Exercise prompt: Transcribe each entry shown below with no difference from the original.

Extracted entries:
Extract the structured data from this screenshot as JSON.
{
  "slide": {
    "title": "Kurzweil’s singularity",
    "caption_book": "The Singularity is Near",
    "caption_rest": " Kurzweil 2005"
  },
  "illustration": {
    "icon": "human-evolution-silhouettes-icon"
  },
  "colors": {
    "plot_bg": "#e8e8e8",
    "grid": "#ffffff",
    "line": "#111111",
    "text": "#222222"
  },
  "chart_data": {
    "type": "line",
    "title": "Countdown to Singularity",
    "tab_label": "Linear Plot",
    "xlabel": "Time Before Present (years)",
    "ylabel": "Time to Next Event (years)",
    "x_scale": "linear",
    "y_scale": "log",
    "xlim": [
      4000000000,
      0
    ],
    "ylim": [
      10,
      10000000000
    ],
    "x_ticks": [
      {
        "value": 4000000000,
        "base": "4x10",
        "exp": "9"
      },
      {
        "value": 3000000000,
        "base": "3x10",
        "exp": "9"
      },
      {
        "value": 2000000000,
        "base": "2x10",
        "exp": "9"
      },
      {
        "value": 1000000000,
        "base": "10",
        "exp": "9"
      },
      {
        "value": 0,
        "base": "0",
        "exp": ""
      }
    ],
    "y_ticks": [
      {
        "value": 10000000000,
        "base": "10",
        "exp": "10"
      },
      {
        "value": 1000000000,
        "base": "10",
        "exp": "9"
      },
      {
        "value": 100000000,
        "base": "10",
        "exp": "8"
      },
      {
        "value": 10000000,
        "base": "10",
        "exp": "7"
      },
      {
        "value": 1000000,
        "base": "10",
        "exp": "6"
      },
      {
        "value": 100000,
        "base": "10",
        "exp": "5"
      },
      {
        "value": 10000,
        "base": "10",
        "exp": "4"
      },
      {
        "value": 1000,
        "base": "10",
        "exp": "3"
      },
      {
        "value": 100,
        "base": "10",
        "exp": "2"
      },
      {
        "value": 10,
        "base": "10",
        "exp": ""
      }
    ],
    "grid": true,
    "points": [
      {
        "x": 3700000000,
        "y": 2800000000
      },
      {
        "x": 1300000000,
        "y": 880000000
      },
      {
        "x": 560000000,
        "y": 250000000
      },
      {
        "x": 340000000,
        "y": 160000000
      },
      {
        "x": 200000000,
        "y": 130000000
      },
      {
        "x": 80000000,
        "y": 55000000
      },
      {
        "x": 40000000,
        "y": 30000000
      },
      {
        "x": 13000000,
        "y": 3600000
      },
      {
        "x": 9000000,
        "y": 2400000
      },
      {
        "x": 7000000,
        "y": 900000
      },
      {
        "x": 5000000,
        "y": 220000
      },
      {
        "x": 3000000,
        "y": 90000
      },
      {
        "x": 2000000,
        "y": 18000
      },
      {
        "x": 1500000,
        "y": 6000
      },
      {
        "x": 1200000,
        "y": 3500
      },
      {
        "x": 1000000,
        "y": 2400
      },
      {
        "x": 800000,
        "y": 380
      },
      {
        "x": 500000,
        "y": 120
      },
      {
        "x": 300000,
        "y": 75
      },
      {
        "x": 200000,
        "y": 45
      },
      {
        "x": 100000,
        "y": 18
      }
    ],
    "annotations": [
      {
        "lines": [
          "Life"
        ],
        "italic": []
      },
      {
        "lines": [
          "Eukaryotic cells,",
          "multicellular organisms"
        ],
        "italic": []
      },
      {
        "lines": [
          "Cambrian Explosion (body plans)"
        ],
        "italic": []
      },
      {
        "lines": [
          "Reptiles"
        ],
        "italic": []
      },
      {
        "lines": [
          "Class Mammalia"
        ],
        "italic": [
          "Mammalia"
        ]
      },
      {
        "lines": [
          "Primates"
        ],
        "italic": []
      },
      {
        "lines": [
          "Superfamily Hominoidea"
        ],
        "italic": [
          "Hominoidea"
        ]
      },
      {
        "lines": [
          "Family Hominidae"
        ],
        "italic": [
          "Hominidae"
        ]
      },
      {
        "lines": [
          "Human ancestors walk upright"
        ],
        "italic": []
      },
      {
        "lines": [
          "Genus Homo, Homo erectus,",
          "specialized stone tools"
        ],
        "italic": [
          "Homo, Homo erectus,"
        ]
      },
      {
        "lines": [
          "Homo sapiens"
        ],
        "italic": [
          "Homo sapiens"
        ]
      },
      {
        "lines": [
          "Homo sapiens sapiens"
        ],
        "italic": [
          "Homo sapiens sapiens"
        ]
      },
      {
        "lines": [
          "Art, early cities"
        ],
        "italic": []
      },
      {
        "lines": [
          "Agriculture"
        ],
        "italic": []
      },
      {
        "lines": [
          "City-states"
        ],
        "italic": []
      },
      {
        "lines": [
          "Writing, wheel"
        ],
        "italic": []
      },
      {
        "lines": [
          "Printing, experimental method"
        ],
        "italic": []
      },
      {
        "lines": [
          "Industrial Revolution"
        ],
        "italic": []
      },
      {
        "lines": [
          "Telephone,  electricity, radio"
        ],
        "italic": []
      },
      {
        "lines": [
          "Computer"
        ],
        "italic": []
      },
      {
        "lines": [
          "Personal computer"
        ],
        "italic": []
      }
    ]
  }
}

Exercise answer:
Extract the structured data from this screenshot as JSON.
{
  "slide": {
    "title": "Kurzweil’s singularity",
    "caption_book": "The Singularity is Near",
    "caption_rest": " Kurzweil 2005"
  },
  "illustration": {
    "icon": "human-evolution-silhouettes-icon"
  },
  "colors": {
    "plot_bg": "#e8e8e8",
    "grid": "#ffffff",
    "line": "#111111",
    "text": "#222222"
  },
  "chart_data": {
    "type": "line",
    "title": "Countdown to Singularity",
    "tab_label": "Linear Plot",
    "xlabel": "Time Before Present (years)",
    "ylabel": "Time to Next Event (years)",
    "x_scale": "linear",
    "y_scale": "log",
    "xlim": [
      4000000000,
      0
    ],
    "ylim": [
      10,
      10000000000
    ],
    "x_ticks": [
      {
        "value": 4000000000,
        "base": "4x10",
        "exp": "9"
      },
      {
        "value": 3000000000,
        "base": "3x10",
        "exp": "9"
      },
      {
        "value": 2000000000,
        "base": "2x10",
        "exp": "9"
      },
      {
        "value": 1000000000,
        "base": "10",
        "exp": "9"
      },
      {
        "value": 0,
        "base": "0",
        "exp": ""
      }
    ],
    "y_ticks": [
      {
        "value": 10000000000,
        "base": "10",
        "exp": "10"
      },
      {
        "value": 1000000000,
        "base": "10",
        "exp": "9"
      },
      {
        "value": 100000000,
        "base": "10",
        "exp": "8"
      },
      {
        "value": 10000000,
        "base": "10",
        "exp": "7"
      },
      {
        "value": 1000000,
        "base": "10",
        "exp": "6"
      },
      {
        "value": 100000,
        "base": "10",
        "exp": "5"
      },
      {
        "value": 10000,
        "base": "10",
        "exp": "4"
      },
      {
        "value": 1000,
        "base": "10",
        "exp": "3"
      },
      {
        "value": 100,
        "base": "10",
        "exp": "2"
      },
      {
        "value": 10,
        "base": "10",
        "exp": ""
      }
    ],
    "grid": true,
    "points": [
      {
        "x": 3700000000,
        "y": 2800000000
      },
      {
        "x": 1300000000,
        "y": 880000000
      },
      {
        "x": 560000000,
        "y": 250000000
      },
      {
        "x": 340000000,
        "y": 160000000
      },
      {
        "x": 200000000,
        "y": 130000000
      },
      {
        "x": 80000000,
        "y": 55000000
      },
      {
        "x": 40000000,
        "y": 30000000
      },
      {
        "x": 13000000,
        "y": 3600000
      },
      {
        "x": 9000000,
        "y": 2400000
      },
      {
        "x": 7000000,
        "y": 900000
      },
      {
        "x": 5000000,
        "y": 220000
      },
      {
        "x": 3000000,
        "y": 90000
      },
      {
        "x": 2000000,
        "y": 18000
      },
      {
        "x": 1500000,
        "y": 6000
      },
      {
        "x": 1200000,
        "y": 3500
      },
      {
        "x": 1000000,
        "y": 2400
      },
      {
        "x": 800000,
        "y": 380
      },
      {
        "x": 500000,
        "y": 120
      },
      {
        "x": 300000,
        "y": 75
      },
      {
        "x": 200000,
        "y": 45
      },
      {
        "x": 100000,
        "y": 18
      }
    ],
    "annotations": [
      {
        "lines": [
          "Life"
        ],
        "italic": []
      },
      {
        "lines": [
          "Eukaryotic cells,",
          "multicellular organisms"
        ],
        "italic": []
      },
      {
        "lines": [
          "Cambrian Explosion (body plans)"
        ],
        "italic": []
      },
      {
        "lines": [
          "Reptiles"
        ],
        "italic": []
      },
      {
        "lines": [
          "Class Mammalia"
        ],
        "italic": [
          "Mammalia"
        ]
      },
      {
        "lines": [
          "Primates"
        ],
        "italic": []
      },
      {
        "lines": [
          "Superfamily Hominoidea"
        ],
        "italic": [
          "Hominoidea"
        ]
      },
      {
        "lines": [
          "Family Hominidae"
        ],
        "italic": [
          "Hominidae"
        ]
      },
      {
        "lines": [
          "Human ancestors walk upright"
        ],
        "italic": []
      },
      {
        "lines": [
          "Genus Homo, Homo erectus,",
          "specialized stone tools"
        ],
        "italic": [
          "Homo, Homo erectus,"
        ]
      },
      {
        "lines": [
          "Homo sapiens"
        ],
        "italic": [
          "Homo sapiens"
        ]
      },
      {
        "lines": [
          "Homo sapiens sapiens"
        ],
        "italic": [
          "Homo sapiens sapiens"
        ]
      },
      {
        "lines": [
          "Art, early cities"
        ],
        "italic": []
      },
      {
        "lines": [
          "Agriculture"
        ],
        "italic": []
      },
      {
        "lines": [
          "City-states"
        ],
        "italic": []
      },
      {
        "lines": [
          "Writing, wheel"
        ],
        "italic": []
      },
      {
        "lines": [
          "Printing, experimental method"
        ],
        "italic": []
      },
      {
        "lines": [
          "Industrial Revolution"
        ],
        "italic": []
      },
      {
        "lines": [
          "Telephone,  electricity, radio"
        ],
        "italic": []
      },
      {
        "lines": [
          "Computer"
        ],
        "italic": []
      },
      {
        "lines": [
          "Personal computer"
        ],
        "italic": []
      }
    ]
  }
}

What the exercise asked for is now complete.